**WHAT IS EXPECTED**
Each entry below is to be printed verbatim.

**PROVIDED INFORMATION**
══════
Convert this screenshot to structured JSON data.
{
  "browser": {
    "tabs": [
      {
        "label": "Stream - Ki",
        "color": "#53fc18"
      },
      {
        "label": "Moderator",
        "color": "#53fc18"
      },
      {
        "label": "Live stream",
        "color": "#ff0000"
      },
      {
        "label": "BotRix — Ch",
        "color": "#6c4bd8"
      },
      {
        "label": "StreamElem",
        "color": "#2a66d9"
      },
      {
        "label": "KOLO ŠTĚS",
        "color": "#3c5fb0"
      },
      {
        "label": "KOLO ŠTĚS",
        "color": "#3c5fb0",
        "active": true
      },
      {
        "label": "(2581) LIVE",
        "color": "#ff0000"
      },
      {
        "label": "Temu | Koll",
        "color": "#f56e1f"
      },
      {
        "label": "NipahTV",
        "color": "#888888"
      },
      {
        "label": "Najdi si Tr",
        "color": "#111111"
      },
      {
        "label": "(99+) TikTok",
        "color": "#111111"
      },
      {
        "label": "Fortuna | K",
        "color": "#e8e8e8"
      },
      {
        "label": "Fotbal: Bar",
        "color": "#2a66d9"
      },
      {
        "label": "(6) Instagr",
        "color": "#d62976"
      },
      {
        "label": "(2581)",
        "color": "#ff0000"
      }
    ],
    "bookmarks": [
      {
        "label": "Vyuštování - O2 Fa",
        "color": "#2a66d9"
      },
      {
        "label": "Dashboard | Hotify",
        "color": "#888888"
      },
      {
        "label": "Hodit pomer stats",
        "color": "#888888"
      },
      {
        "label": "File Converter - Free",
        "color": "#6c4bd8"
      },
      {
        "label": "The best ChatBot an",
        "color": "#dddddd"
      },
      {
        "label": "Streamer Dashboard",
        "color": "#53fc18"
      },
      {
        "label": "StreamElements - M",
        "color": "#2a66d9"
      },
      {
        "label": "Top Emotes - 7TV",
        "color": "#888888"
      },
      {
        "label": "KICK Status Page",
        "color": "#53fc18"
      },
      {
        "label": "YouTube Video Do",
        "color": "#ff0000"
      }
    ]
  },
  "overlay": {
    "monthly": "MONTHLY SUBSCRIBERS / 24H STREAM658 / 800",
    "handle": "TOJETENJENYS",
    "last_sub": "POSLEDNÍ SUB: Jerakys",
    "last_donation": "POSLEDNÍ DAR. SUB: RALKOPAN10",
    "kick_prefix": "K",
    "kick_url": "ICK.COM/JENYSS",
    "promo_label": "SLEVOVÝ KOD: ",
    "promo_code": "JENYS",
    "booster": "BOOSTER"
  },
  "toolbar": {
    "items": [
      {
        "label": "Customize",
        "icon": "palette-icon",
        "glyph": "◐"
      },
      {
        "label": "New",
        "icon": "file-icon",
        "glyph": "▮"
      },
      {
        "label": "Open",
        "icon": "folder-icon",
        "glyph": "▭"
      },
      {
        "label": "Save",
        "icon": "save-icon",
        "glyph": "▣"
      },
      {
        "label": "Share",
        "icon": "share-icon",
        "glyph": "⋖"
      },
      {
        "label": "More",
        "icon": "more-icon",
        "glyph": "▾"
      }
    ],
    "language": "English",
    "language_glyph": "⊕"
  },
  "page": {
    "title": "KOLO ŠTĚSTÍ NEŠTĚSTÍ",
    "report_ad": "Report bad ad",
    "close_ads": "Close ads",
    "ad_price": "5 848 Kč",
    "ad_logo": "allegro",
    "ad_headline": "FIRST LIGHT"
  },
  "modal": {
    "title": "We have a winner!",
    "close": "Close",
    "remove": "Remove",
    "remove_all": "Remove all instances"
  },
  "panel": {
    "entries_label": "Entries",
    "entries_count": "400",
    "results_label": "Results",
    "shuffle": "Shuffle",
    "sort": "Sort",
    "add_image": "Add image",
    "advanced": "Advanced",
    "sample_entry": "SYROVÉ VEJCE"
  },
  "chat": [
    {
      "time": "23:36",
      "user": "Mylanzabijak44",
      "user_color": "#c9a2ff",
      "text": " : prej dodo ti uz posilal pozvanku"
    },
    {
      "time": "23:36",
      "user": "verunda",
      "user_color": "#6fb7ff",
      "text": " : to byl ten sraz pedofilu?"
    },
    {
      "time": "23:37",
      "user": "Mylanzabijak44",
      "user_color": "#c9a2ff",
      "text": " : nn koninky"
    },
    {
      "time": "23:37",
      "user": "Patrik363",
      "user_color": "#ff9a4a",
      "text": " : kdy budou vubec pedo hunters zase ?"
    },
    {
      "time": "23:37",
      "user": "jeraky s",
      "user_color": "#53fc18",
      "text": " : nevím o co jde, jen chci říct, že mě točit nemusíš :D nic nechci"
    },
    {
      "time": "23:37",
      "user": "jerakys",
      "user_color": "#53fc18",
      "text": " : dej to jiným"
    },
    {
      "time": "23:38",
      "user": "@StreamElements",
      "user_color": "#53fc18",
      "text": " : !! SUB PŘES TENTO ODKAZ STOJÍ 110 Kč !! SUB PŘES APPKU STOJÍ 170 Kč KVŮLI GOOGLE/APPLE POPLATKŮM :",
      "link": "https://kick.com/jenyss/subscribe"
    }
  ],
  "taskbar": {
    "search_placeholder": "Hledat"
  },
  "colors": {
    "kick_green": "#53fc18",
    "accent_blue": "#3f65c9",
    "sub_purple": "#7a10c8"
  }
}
══════
**ANSWER TO THE EXERCISE**
Convert this screenshot to structured JSON data.
{
  "browser": {
    "tabs": [
      {
        "label": "Stream - Ki",
        "color": "#53fc18"
      },
      {
        "label": "Moderator",
        "color": "#53fc18"
      },
      {
        "label": "Live stream",
        "color": "#ff0000"
      },
      {
        "label": "BotRix — Ch",
        "color": "#6c4bd8"
      },
      {
        "label": "StreamElem",
        "color": "#2a66d9"
      },
      {
        "label": "KOLO ŠTĚS",
        "color": "#3c5fb0"
      },
      {
        "label": "KOLO ŠTĚS",
        "color": "#3c5fb0",
        "active": true
      },
      {
        "label": "(2581) LIVE",
        "color": "#ff0000"
      },
      {
        "label": "Temu | Koll",
        "color": "#f56e1f"
      },
      {
        "label": "NipahTV",
        "color": "#888888"
      },
      {
        "label": "Najdi si Tr",
        "color": "#111111"
      },
      {
        "label": "(99+) TikTok",
        "color": "#111111"
      },
      {
        "label": "Fortuna | K",
        "color": "#e8e8e8"
      },
      {
        "label": "Fotbal: Bar",
        "color": "#2a66d9"
      },
      {
        "label": "(6) Instagr",
        "color": "#d62976"
      },
      {
        "label": "(2581)",
        "color": "#ff0000"
      }
    ],
    "bookmarks": [
      {
        "label": "Vyuštování - O2 Fa",
        "color": "#2a66d9"
      },
      {
        "label": "Dashboard | Hotify",
        "color": "#888888"
      },
      {
        "label": "Hodit pomer stats",
        "color": "#888888"
      },
      {
        "label": "File Converter - Free",
        "color": "#6c4bd8"
      },
      {
        "label": "The best ChatBot an",
        "color": "#dddddd"
      },
      {
        "label": "Streamer Dashboard",
        "color": "#53fc18"
      },
      {
        "label": "StreamElements - M",
        "color": "#2a66d9"
      },
      {
        "label": "Top Emotes - 7TV",
        "color": "#888888"
      },
      {
        "label": "KICK Status Page",
        "color": "#53fc18"
      },
      {
        "label": "YouTube Video Do",
        "color": "#ff0000"
      }
    ]
  },
  "overlay": {
    "monthly": "MONTHLY SUBSCRIBERS / 24H STREAM658 / 800",
    "handle": "TOJETENJENYS",
    "last_sub": "POSLEDNÍ SUB: Jerakys",
    "last_donation": "POSLEDNÍ DAR. SUB: RALKOPAN10",
    "kick_prefix": "K",
    "kick_url": "ICK.COM/JENYSS",
    "promo_label": "SLEVOVÝ KOD: ",
    "promo_code": "JENYS",
    "booster": "BOOSTER"
  },
  "toolbar": {
    "items": [
      {
        "label": "Customize",
        "icon": "palette-icon",
        "glyph": "◐"
      },
      {
        "label": "New",
        "icon": "file-icon",
        "glyph": "▮"
      },
      {
        "label": "Open",
        "icon": "folder-icon",
        "glyph": "▭"
      },
      {
        "label": "Save",
        "icon": "save-icon",
        "glyph": "▣"
      },
      {
        "label": "Share",
        "icon": "share-icon",
        "glyph": "⋖"
      },
      {
        "label": "More",
        "icon": "more-icon",
        "glyph": "▾"
      }
    ],
    "language": "English",
    "language_glyph": "⊕"
  },
  "page": {
    "title": "KOLO ŠTĚSTÍ NEŠTĚSTÍ",
    "report_ad": "Report bad ad",
    "close_ads": "Close ads",
    "ad_price": "5 848 Kč",
    "ad_logo": "allegro",
    "ad_headline": "FIRST LIGHT"
  },
  "modal": {
    "title": "We have a winner!",
    "close": "Close",
    "remove": "Remove",
    "remove_all": "Remove all instances"
  },
  "panel": {
    "entries_label": "Entries",
    "entries_count": "400",
    "results_label": "Results",
    "shuffle": "Shuffle",
    "sort": "Sort",
    "add_image": "Add image",
    "advanced": "Advanced",
    "sample_entry": "SYROVÉ VEJCE"
  },
  "chat": [
    {
      "time": "23:36",
      "user": "Mylanzabijak44",
      "user_color": "#c9a2ff",
      "text": " : prej dodo ti uz posilal pozvanku"
    },
    {
      "time": "23:36",
      "user": "verunda",
      "user_color": "#6fb7ff",
      "text": " : to byl ten sraz pedofilu?"
    },
    {
      "time": "23:37",
      "user": "Mylanzabijak44",
      "user_color": "#c9a2ff",
      "text": " : nn koninky"
    },
    {
      "time": "23:37",
      "user": "Patrik363",
      "user_color": "#ff9a4a",
      "text": " : kdy budou vubec pedo hunters zase ?"
    },
    {
      "time": "23:37",
      "user": "jeraky s",
      "user_color": "#53fc18",
      "text": " : nevím o co jde, jen chci říct, že mě točit nemusíš :D nic nechci"
    },
    {
      "time": "23:37",
      "user": "jerakys",
      "user_color": "#53fc18",
      "text": " : dej to jiným"
    },
    {
      "time": "23:38",
      "user": "@StreamElements",
      "user_color": "#53fc18",
      "text": " : !! SUB PŘES TENTO ODKAZ STOJÍ 110 Kč !! SUB PŘES APPKU STOJÍ 170 Kč KVŮLI GOOGLE/APPLE POPLATKŮM :",
      "link": "https://kick.com/jenyss/subscribe"
    }
  ],
  "taskbar": {
    "search_placeholder": "Hledat"
  },
  "colors": {
    "kick_green": "#53fc18",
    "accent_blue": "#3f65c9",
    "sub_purple": "#7a10c8"
  }
}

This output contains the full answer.